-- Start Given information --
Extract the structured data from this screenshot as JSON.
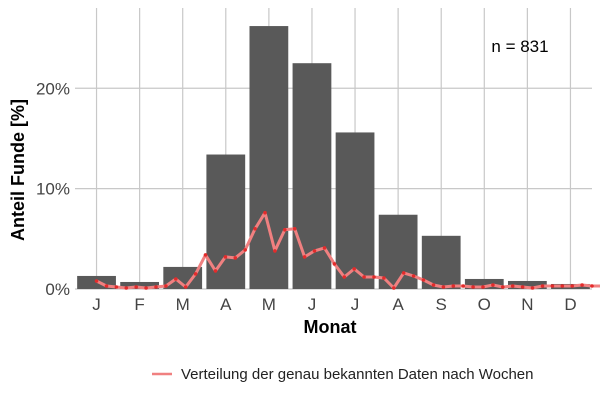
{
  "chart_data": {
    "type": "bar",
    "xlabel": "Monat",
    "ylabel": "Anteil Funde [%]",
    "ylim": [
      0,
      28
    ],
    "yticks": [
      0,
      10,
      20
    ],
    "ytick_labels": [
      "0%",
      "10%",
      "20%"
    ],
    "categories": [
      "J",
      "F",
      "M",
      "A",
      "M",
      "J",
      "J",
      "A",
      "S",
      "O",
      "N",
      "D"
    ],
    "series": [
      {
        "type": "bar",
        "values": [
          1.3,
          0.7,
          2.2,
          13.4,
          26.2,
          22.5,
          15.6,
          7.4,
          5.3,
          1.0,
          0.8,
          0.5
        ]
      },
      {
        "type": "line",
        "name": "Verteilung der genau bekannten Daten nach Wochen",
        "x": [
          0.5,
          0.73,
          0.96,
          1.19,
          1.42,
          1.65,
          1.88,
          2.11,
          2.34,
          2.57,
          2.8,
          3.03,
          3.26,
          3.49,
          3.72,
          3.95,
          4.18,
          4.41,
          4.64,
          4.87,
          5.1,
          5.33,
          5.56,
          5.79,
          6.02,
          6.25,
          6.48,
          6.71,
          6.94,
          7.17,
          7.4,
          7.63,
          7.86,
          8.09,
          8.32,
          8.55,
          8.78,
          9.01,
          9.24,
          9.47,
          9.7,
          9.93,
          10.16,
          10.39,
          10.62,
          10.85,
          11.08,
          11.31,
          11.54,
          11.77,
          12.0,
          12.23
        ],
        "values": [
          0.8,
          0.3,
          0.2,
          0.1,
          0.2,
          0.1,
          0.2,
          0.3,
          1.0,
          0.2,
          1.5,
          3.4,
          1.8,
          3.2,
          3.1,
          3.9,
          6.0,
          7.6,
          3.8,
          5.9,
          6.0,
          3.2,
          3.8,
          4.1,
          2.5,
          1.2,
          2.0,
          1.2,
          1.2,
          1.1,
          0.1,
          1.6,
          1.3,
          0.9,
          0.4,
          0.2,
          0.3,
          0.3,
          0.2,
          0.2,
          0.4,
          0.2,
          0.3,
          0.2,
          0.1,
          0.3,
          0.3,
          0.3,
          0.3,
          0.4,
          0.3,
          0.3
        ]
      }
    ],
    "annotation": "n = 831",
    "grid": true,
    "legend_position": "bottom",
    "colors": {
      "bar": "#595959",
      "line": "#f08080",
      "points": "#e32b2b",
      "grid": "#c8c8c8"
    }
  }
}
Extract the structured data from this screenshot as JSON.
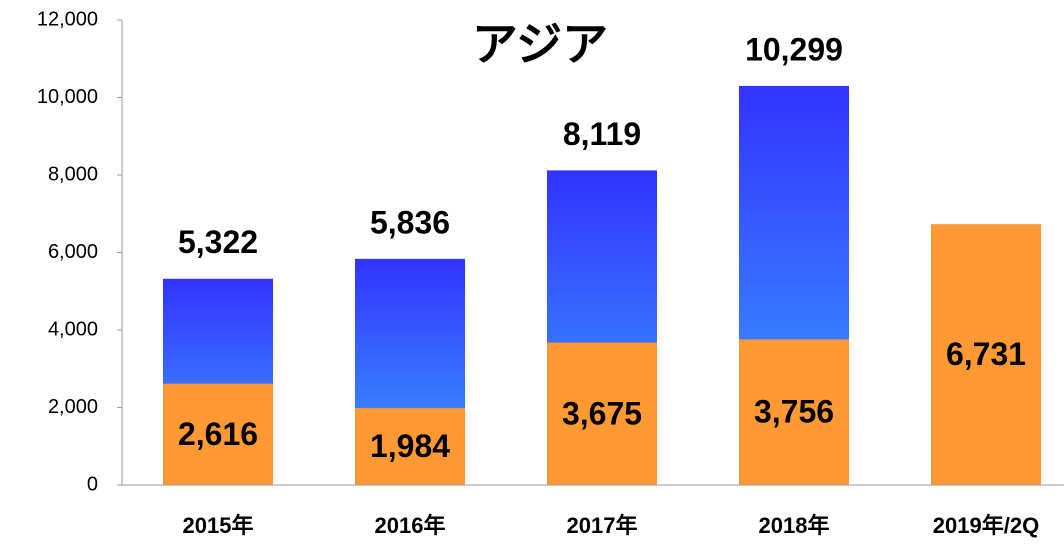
{
  "chart_data": {
    "type": "bar",
    "title": "アジア",
    "categories": [
      "2015年",
      "2016年",
      "2017年",
      "2018年",
      "2019年/2Q"
    ],
    "series": [
      {
        "color": "#3333ff",
        "values": [
          5322,
          5836,
          8119,
          10299,
          null
        ],
        "value_labels": [
          "5,322",
          "5,836",
          "8,119",
          "10,299",
          null
        ]
      },
      {
        "color": "#ff9933",
        "values": [
          2616,
          1984,
          3675,
          3756,
          6731
        ],
        "value_labels": [
          "2,616",
          "1,984",
          "3,675",
          "3,756",
          "6,731"
        ]
      }
    ],
    "ylim": [
      0,
      12000
    ],
    "yticks": [
      0,
      {
        "value": 2000,
        "label": "2,000"
      },
      {
        "value": 4000,
        "label": "4,000"
      },
      {
        "value": 6000,
        "label": "6,000"
      },
      {
        "value": 8000,
        "label": "8,000"
      },
      {
        "value": 10000,
        "label": "10,000"
      },
      {
        "value": 12000,
        "label": "12,000"
      }
    ],
    "grid": false
  }
}
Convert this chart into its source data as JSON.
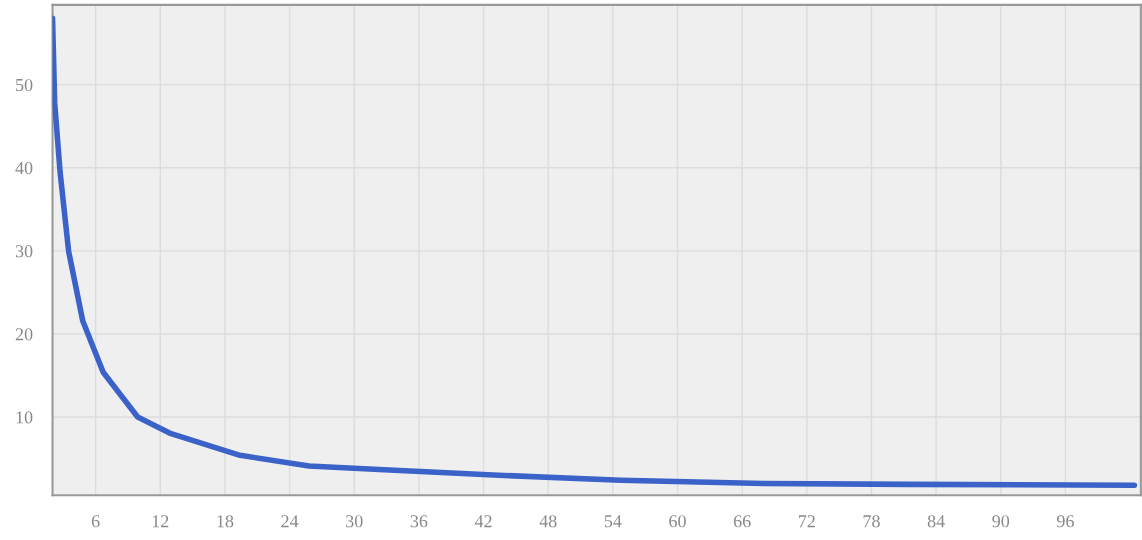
{
  "chart_data": {
    "type": "line",
    "x": [
      2.0,
      2.2,
      2.7,
      3.5,
      4.8,
      6.7,
      9.9,
      13,
      19.4,
      25.8,
      32.3,
      43.4,
      54.7,
      68,
      81.6,
      102.4
    ],
    "series": [
      {
        "color": "#3a62c8",
        "values": [
          58,
          47.8,
          39.5,
          29.9,
          21.6,
          15.4,
          10,
          8,
          5.4,
          4.1,
          3.7,
          3.0,
          2.4,
          2.0,
          1.9,
          1.8
        ]
      }
    ],
    "xlim": [
      2,
      103
    ],
    "xticks": [
      6,
      12,
      18,
      24,
      30,
      36,
      42,
      48,
      54,
      60,
      66,
      72,
      78,
      84,
      90,
      96
    ],
    "ylim": [
      0.6,
      59.6
    ],
    "yticks": [
      10,
      20,
      30,
      40,
      50
    ],
    "grid": true,
    "marker": "none",
    "line_style": "solid"
  }
}
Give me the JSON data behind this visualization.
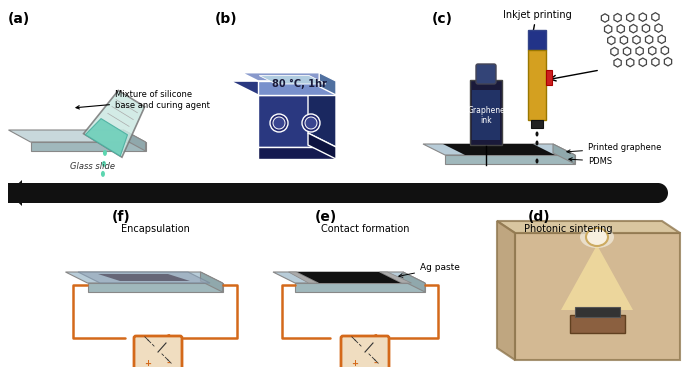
{
  "bg_color": "#ffffff",
  "label_a": "(a)",
  "label_b": "(b)",
  "label_c": "(c)",
  "label_d": "(d)",
  "label_e": "(e)",
  "label_f": "(f)",
  "text_mixture": "Mixture of silicone\nbase and curing agent",
  "text_glass": "Glass slide",
  "text_hot": "80 °C, 1hr",
  "text_inkjet": "Inkjet printing",
  "text_graphene_ink": "Graphene\nink",
  "text_printed": "Printed graphene",
  "text_pdms": "PDMS",
  "text_photonic": "Photonic sintering",
  "text_contact": "Contact formation",
  "text_encapsulation": "Encapsulation",
  "text_ag": "Ag paste",
  "orange_color": "#d4691a",
  "beaker_face": "#cce8e2",
  "beaker_liquid": "#6ecfba",
  "drop_color": "#5cd6b0",
  "glass_top": "#c8d8dc",
  "glass_side": "#a0b8bc",
  "glass_edge": "#888888",
  "hp_top": "#7890cc",
  "hp_plat": "#8899cc",
  "hp_screen": "#b0cce0",
  "hp_front": "#2a3880",
  "hp_right": "#1a2860",
  "hp_dark": "#151a50",
  "hp_knob": "#232870",
  "bottle_body": "#1a1a3a",
  "bottle_label": "#223366",
  "pen_body": "#d4a020",
  "pen_cap": "#223388",
  "pen_red": "#cc2020",
  "hex_edge": "#444444",
  "graphene_strip": "#111111",
  "ag_paste": "#aaaaaa",
  "box_front": "#c8a878",
  "box_side": "#b09060",
  "box_top_face": "#d0b888",
  "light_cone": "#f5e0a0",
  "bulb_color": "#f8f0e0",
  "stand_color": "#8b6040",
  "sample_color": "#333333",
  "meter_face": "#f0ddc0",
  "meter_border": "#d4691a",
  "enc_top": "#8899aa",
  "enc_graphene": "#555555",
  "arrow_bar": "#111111"
}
-- End Given information --
• What is expected:
Pictures stay out; reproduce every line of the records exactly.

• Result of the exercise:
Extract the structured data from this screenshot as JSON.
{
  "chart_data": {
    "type": "bar",
    "xlabel": "Monat",
    "ylabel": "Anteil Funde [%]",
    "ylim": [
      0,
      28
    ],
    "yticks": [
      0,
      10,
      20
    ],
    "ytick_labels": [
      "0%",
      "10%",
      "20%"
    ],
    "categories": [
      "J",
      "F",
      "M",
      "A",
      "M",
      "J",
      "J",
      "A",
      "S",
      "O",
      "N",
      "D"
    ],
    "series": [
      {
        "type": "bar",
        "values": [
          1.3,
          0.7,
          2.2,
          13.4,
          26.2,
          22.5,
          15.6,
          7.4,
          5.3,
          1.0,
          0.8,
          0.5
        ]
      },
      {
        "type": "line",
        "name": "Verteilung der genau bekannten Daten nach Wochen",
        "x": [
          0.5,
          0.73,
          0.96,
          1.19,
          1.42,
          1.65,
          1.88,
          2.11,
          2.34,
          2.57,
          2.8,
          3.03,
          3.26,
          3.49,
          3.72,
          3.95,
          4.18,
          4.41,
          4.64,
          4.87,
          5.1,
          5.33,
          5.56,
          5.79,
          6.02,
          6.25,
          6.48,
          6.71,
          6.94,
          7.17,
          7.4,
          7.63,
          7.86,
          8.09,
          8.32,
          8.55,
          8.78,
          9.01,
          9.24,
          9.47,
          9.7,
          9.93,
          10.16,
          10.39,
          10.62,
          10.85,
          11.08,
          11.31,
          11.54,
          11.77,
          12.0,
          12.23
        ],
        "values": [
          0.8,
          0.3,
          0.2,
          0.1,
          0.2,
          0.1,
          0.2,
          0.3,
          1.0,
          0.2,
          1.5,
          3.4,
          1.8,
          3.2,
          3.1,
          3.9,
          6.0,
          7.6,
          3.8,
          5.9,
          6.0,
          3.2,
          3.8,
          4.1,
          2.5,
          1.2,
          2.0,
          1.2,
          1.2,
          1.1,
          0.1,
          1.6,
          1.3,
          0.9,
          0.4,
          0.2,
          0.3,
          0.3,
          0.2,
          0.2,
          0.4,
          0.2,
          0.3,
          0.2,
          0.1,
          0.3,
          0.3,
          0.3,
          0.3,
          0.4,
          0.3,
          0.3
        ]
      }
    ],
    "annotation": "n = 831",
    "grid": true,
    "legend_position": "bottom",
    "colors": {
      "bar": "#595959",
      "line": "#f08080",
      "points": "#e32b2b",
      "grid": "#c8c8c8"
    }
  }
}
Extract the structured data from this screenshot as JSON.
{
  "chart_data": {
    "type": "bar",
    "title": "アジア",
    "categories": [
      "2015年",
      "2016年",
      "2017年",
      "2018年",
      "2019年/2Q"
    ],
    "series": [
      {
        "color": "#3333ff",
        "values": [
          5322,
          5836,
          8119,
          10299,
          null
        ],
        "value_labels": [
          "5,322",
          "5,836",
          "8,119",
          "10,299",
          null
        ]
      },
      {
        "color": "#ff9933",
        "values": [
          2616,
          1984,
          3675,
          3756,
          6731
        ],
        "value_labels": [
          "2,616",
          "1,984",
          "3,675",
          "3,756",
          "6,731"
        ]
      }
    ],
    "ylim": [
      0,
      12000
    ],
    "yticks": [
      0,
      {
        "value": 2000,
        "label": "2,000"
      },
      {
        "value": 4000,
        "label": "4,000"
      },
      {
        "value": 6000,
        "label": "6,000"
      },
      {
        "value": 8000,
        "label": "8,000"
      },
      {
        "value": 10000,
        "label": "10,000"
      },
      {
        "value": 12000,
        "label": "12,000"
      }
    ],
    "grid": false
  }
}
Convert this chart into its source data as JSON.
{
  "chart_data": {
    "type": "line",
    "x": [
      2.0,
      2.2,
      2.7,
      3.5,
      4.8,
      6.7,
      9.9,
      13,
      19.4,
      25.8,
      32.3,
      43.4,
      54.7,
      68,
      81.6,
      102.4
    ],
    "series": [
      {
        "color": "#3a62c8",
        "values": [
          58,
          47.8,
          39.5,
          29.9,
          21.6,
          15.4,
          10,
          8,
          5.4,
          4.1,
          3.7,
          3.0,
          2.4,
          2.0,
          1.9,
          1.8
        ]
      }
    ],
    "xlim": [
      2,
      103
    ],
    "xticks": [
      6,
      12,
      18,
      24,
      30,
      36,
      42,
      48,
      54,
      60,
      66,
      72,
      78,
      84,
      90,
      96
    ],
    "ylim": [
      0.6,
      59.6
    ],
    "yticks": [
      10,
      20,
      30,
      40,
      50
    ],
    "grid": true,
    "marker": "none",
    "line_style": "solid"
  }
}
Give me the JSON data behind this visualization.
{
  "bg_color": "#ffffff",
  "label_a": "(a)",
  "label_b": "(b)",
  "label_c": "(c)",
  "label_d": "(d)",
  "label_e": "(e)",
  "label_f": "(f)",
  "text_mixture": "Mixture of silicone\nbase and curing agent",
  "text_glass": "Glass slide",
  "text_hot": "80 °C, 1hr",
  "text_inkjet": "Inkjet printing",
  "text_graphene_ink": "Graphene\nink",
  "text_printed": "Printed graphene",
  "text_pdms": "PDMS",
  "text_photonic": "Photonic sintering",
  "text_contact": "Contact formation",
  "text_encapsulation": "Encapsulation",
  "text_ag": "Ag paste",
  "orange_color": "#d4691a",
  "beaker_face": "#cce8e2",
  "beaker_liquid": "#6ecfba",
  "drop_color": "#5cd6b0",
  "glass_top": "#c8d8dc",
  "glass_side": "#a0b8bc",
  "glass_edge": "#888888",
  "hp_top": "#7890cc",
  "hp_plat": "#8899cc",
  "hp_screen": "#b0cce0",
  "hp_front": "#2a3880",
  "hp_right": "#1a2860",
  "hp_dark": "#151a50",
  "hp_knob": "#232870",
  "bottle_body": "#1a1a3a",
  "bottle_label": "#223366",
  "pen_body": "#d4a020",
  "pen_cap": "#223388",
  "pen_red": "#cc2020",
  "hex_edge": "#444444",
  "graphene_strip": "#111111",
  "ag_paste": "#aaaaaa",
  "box_front": "#c8a878",
  "box_side": "#b09060",
  "box_top_face": "#d0b888",
  "light_cone": "#f5e0a0",
  "bulb_color": "#f8f0e0",
  "stand_color": "#8b6040",
  "sample_color": "#333333",
  "meter_face": "#f0ddc0",
  "meter_border": "#d4691a",
  "enc_top": "#8899aa",
  "enc_graphene": "#555555",
  "arrow_bar": "#111111"
}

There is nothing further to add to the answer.